====== PAGE TEXT

In addition to the witness having appropriate qualifications and methods, the proponent of the witness' opinions must demonstrate that the process by which the witness derived his or her opinions is reliable. United States v. Crabbe, 556 F. Supp. 2d 1217, 1220 (D. Colo. 2008). When assessing reliability, "the court may consider several nondispositive factors: (1) whether the proffered theory can and has been tested; (2) whether the theory has been subject to peer review; (3) the known or potential rate of error; and (4) the general acceptance of a methodology in the relevant scientific community." 103 Investors I, 470 F.3d at 990 (citing Daubert, 509 U.S. at 593-94). These considerations are not exhaustive. Rather, "the trial judge must have considerable leeway in deciding in a particular case how to go about determining whether particular expert testimony is reliable." Kumho Tire Co. v. Carmichael, 526 U.S. 137, 152 (1999). Ultimately, the test requires that the expert "employs in the courtroom the same level of intellectual rigor that characterizes the practice of an expert in the relevant field." Kumho Tire Co., 526 U.S. at 152.

While a plaintiff, as the proponent of the challenged testimony, has the burden of establishing admissibility, the proffer is tested against the standard of reliability, not correctness, see Allstate Sweeping, LLC v. City & Cnty. of Denver, No. 10-cv-00290-WJM-MJW, 2011 WL 2173997, at *3 (D. Colo. June 2, 2011); a plaintiff need only prove that "the witness has sufficient expertise to choose and apply a methodology, that the methodology applied was reliable, that sufficient facts and data as required by the methodology were used and that the methodology was otherwise reliably applied." United States v. Crabbe, 556 F. Supp. 2d 1217, 1221 (D. Colo. 2008).

II. ANALYSIS

Plaintiff states that Stevenson's testimony at trial will include the following opinions as they relate to human resources and employment practices:

(1) that the decisions regarding compensation were made based upon gender rather than responsibility, tenure, education, and/or experience;
(2) that during the employment of Ms. Gianfrancisco, the historical basis [sic] in favor of males regarding salary did exist; (3) that the Defendant did not evolve or readjust its compensation structure; (4) that from a human resources perspective, it is imperative there be no discrimination regarding compensation regarding a male and a female doing the same or similar job; (5) that it appears that human resources professional staff at Excelsior Youth Centers, Inc. did not monitor compensation structure; (6) that it appears that the human resources department did not provide a safe haven for its employee to register complaints regarding employee rights; and (7) that there was no process in place at Excelsior for the lawful resolution of an employee complaint regarding gender discrimination in regard to compensation.
Docket No. 90 at 6. Defendant argues that Stevenson's testimony is inadmissible because she is unqualified and her opinions (1) are based on unsupported speculation or subjective belief, (2) rely on unsound methodology, (3) are within the province of the jury, and (4) present legal conclusions. Docket No. 87 at 9.

============

▶ **WRITTEN INSTRUCTION A**
Copy the rows word for word, from the one containing "Where is each" through the one containing "x-tick-label: 300 <box>860 862 936 908</box>". Leave out the pictures.
The text and the rows come from unrelated sources.

====== DATASET EXTRACT

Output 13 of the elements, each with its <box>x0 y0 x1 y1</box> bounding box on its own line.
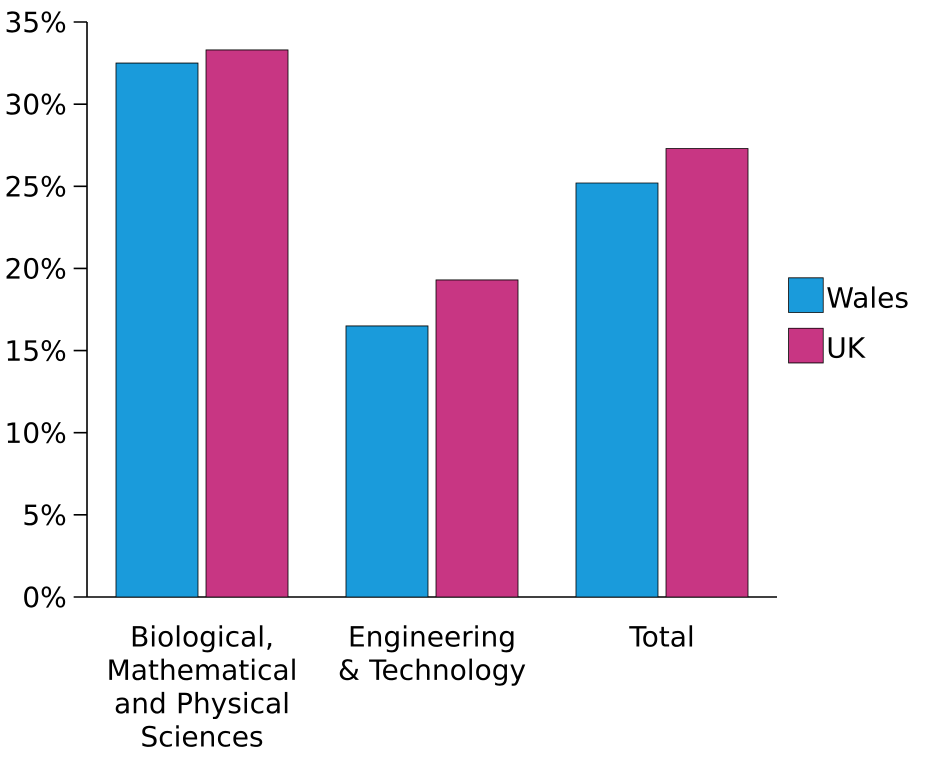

============
====== DATASET EXTRACT

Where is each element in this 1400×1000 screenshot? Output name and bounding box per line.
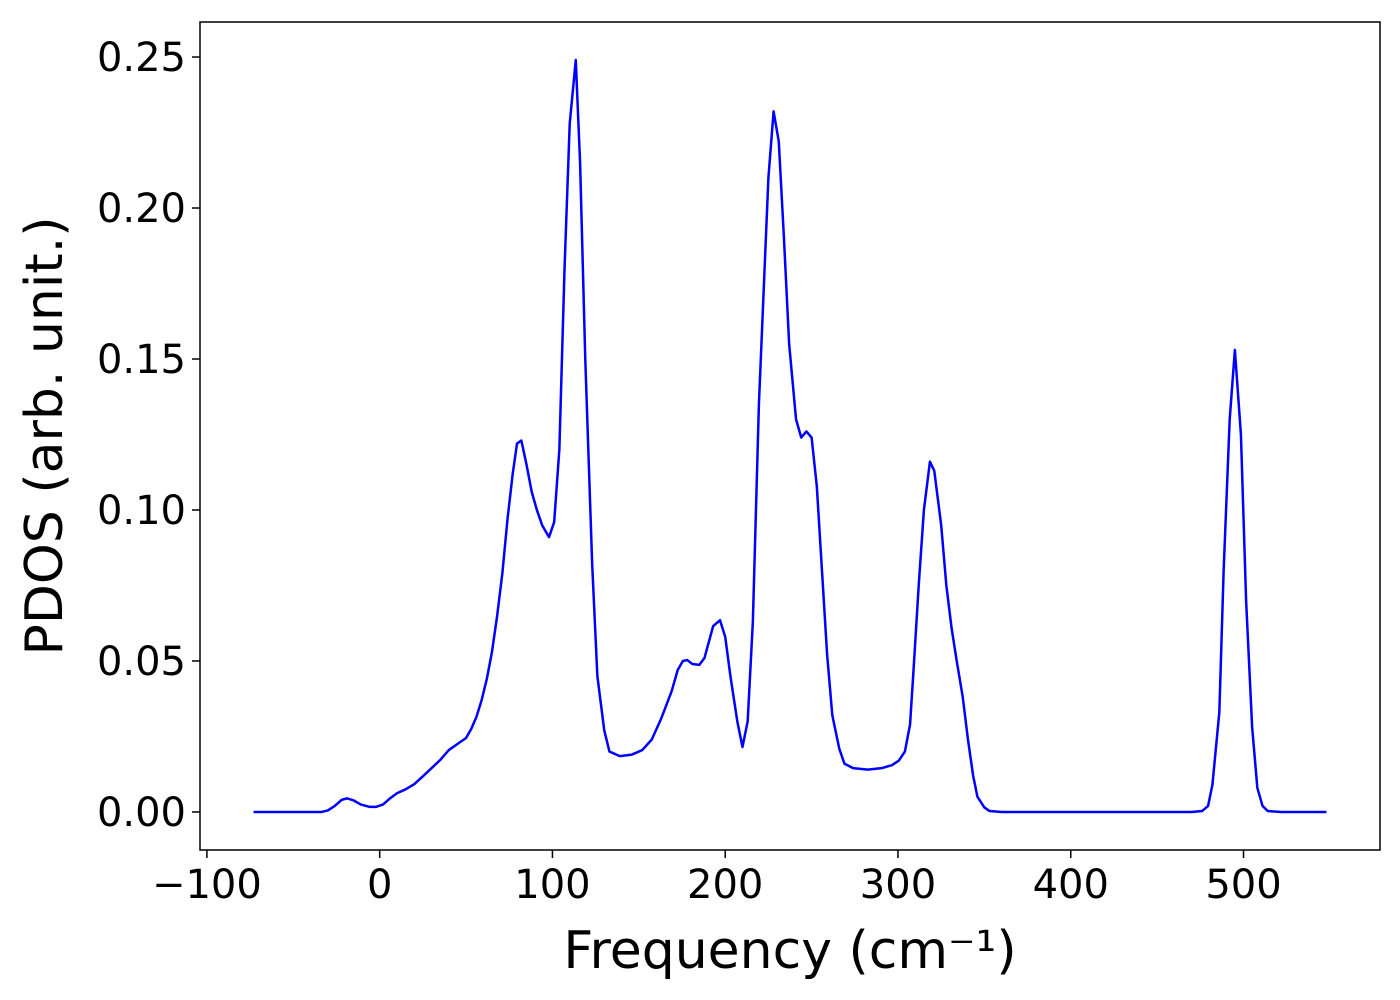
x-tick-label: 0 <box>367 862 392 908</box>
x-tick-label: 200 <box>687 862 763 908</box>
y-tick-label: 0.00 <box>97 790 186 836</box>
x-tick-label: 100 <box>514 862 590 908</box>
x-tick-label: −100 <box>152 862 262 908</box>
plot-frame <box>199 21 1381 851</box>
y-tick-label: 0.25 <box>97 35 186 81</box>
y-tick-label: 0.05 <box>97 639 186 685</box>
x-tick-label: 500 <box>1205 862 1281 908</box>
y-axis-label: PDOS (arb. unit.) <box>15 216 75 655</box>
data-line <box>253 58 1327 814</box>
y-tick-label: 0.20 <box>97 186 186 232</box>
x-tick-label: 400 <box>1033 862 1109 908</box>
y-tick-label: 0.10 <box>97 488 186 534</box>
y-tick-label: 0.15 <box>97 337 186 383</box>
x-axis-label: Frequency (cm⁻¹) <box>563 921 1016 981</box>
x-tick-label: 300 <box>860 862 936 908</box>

============

▶ **WRITTEN INSTRUCTION B**
Pick up the court opinion on the expert witness's testimony right after its last sentence, and keep writing it.

▶ **EXERCISE RESULT A**
Where is each element in this 1400×1000 screenshot? Output name and bounding box per line.
x-tick-label: 0 <box>367 862 392 908</box>
x-tick-label: 200 <box>687 862 763 908</box>
y-tick-label: 0.00 <box>97 790 186 836</box>
x-tick-label: 100 <box>514 862 590 908</box>
x-tick-label: −100 <box>152 862 262 908</box>
plot-frame <box>199 21 1381 851</box>
y-tick-label: 0.25 <box>97 35 186 81</box>
y-tick-label: 0.05 <box>97 639 186 685</box>
x-tick-label: 500 <box>1205 862 1281 908</box>
y-axis-label: PDOS (arb. unit.) <box>15 216 75 655</box>
data-line <box>253 58 1327 814</box>
y-tick-label: 0.20 <box>97 186 186 232</box>
x-tick-label: 400 <box>1033 862 1109 908</box>
y-tick-label: 0.10 <box>97 488 186 534</box>
y-tick-label: 0.15 <box>97 337 186 383</box>
x-axis-label: Frequency (cm⁻¹) <box>563 921 1016 981</box>
x-tick-label: 300 <box>860 862 936 908</box>

▶ **EXERCISE RESULT B**
Defendant's motion does not comply with this Court's Practice Standards as it does not identify each opinion challenged and the specific grounds for such challenges. See Practice Standards (Civil cases), Judge Philip A. Brimmer § III.G. However, because plaintiff's response to defendant's motion to strike lists the opinions plaintiff believes are admissible, the Court will compare that list to defendant's challenge.

Pursuant to Rule 702, reliance on a witness' qualifications is no longer sufficient foundation to admit expert testimony, Crabbe, 556 F. Supp. 2d at 1220, but it is a threshold requirement which, if not met, requires exclusion of expert opinions. Defendant does not challenge Stevenson's experience, but argues that her experience is insufficient to qualify her opinions related to compensation plans, salary administration, or wage discrimination. Docket No. 87 at 7.

Courts have allowed testimony from human resources experts in cases alleging discrimination. See Sitter v. Ascent Healthcare Solutions, Inc., 2011 WL 2682976, at *2 (N.D. Cal. July 8, 2011) (allowing human resources expert to testify about best or good human resources practices); Nieto v. Kapoor, 1998 WL 1991001, at *9-10 (D.N.M. Sept. 17, 1998) (allowing a professor of human resources to testify about whether employer failed to undertake an investigation or implement discipline on employees in a hostile environment case). In particular, courts allow these experts to testify with regard to typical human resources practices and whether the employer deviated from these policies. See Wood v. Mont. Dep't of Revenue, 2011 WL 4348301, at *3 (D. Mont. Sept. 16, 2011) (finding that human resources expert could testify about whether defendant deviated from standard human resources policies and practices).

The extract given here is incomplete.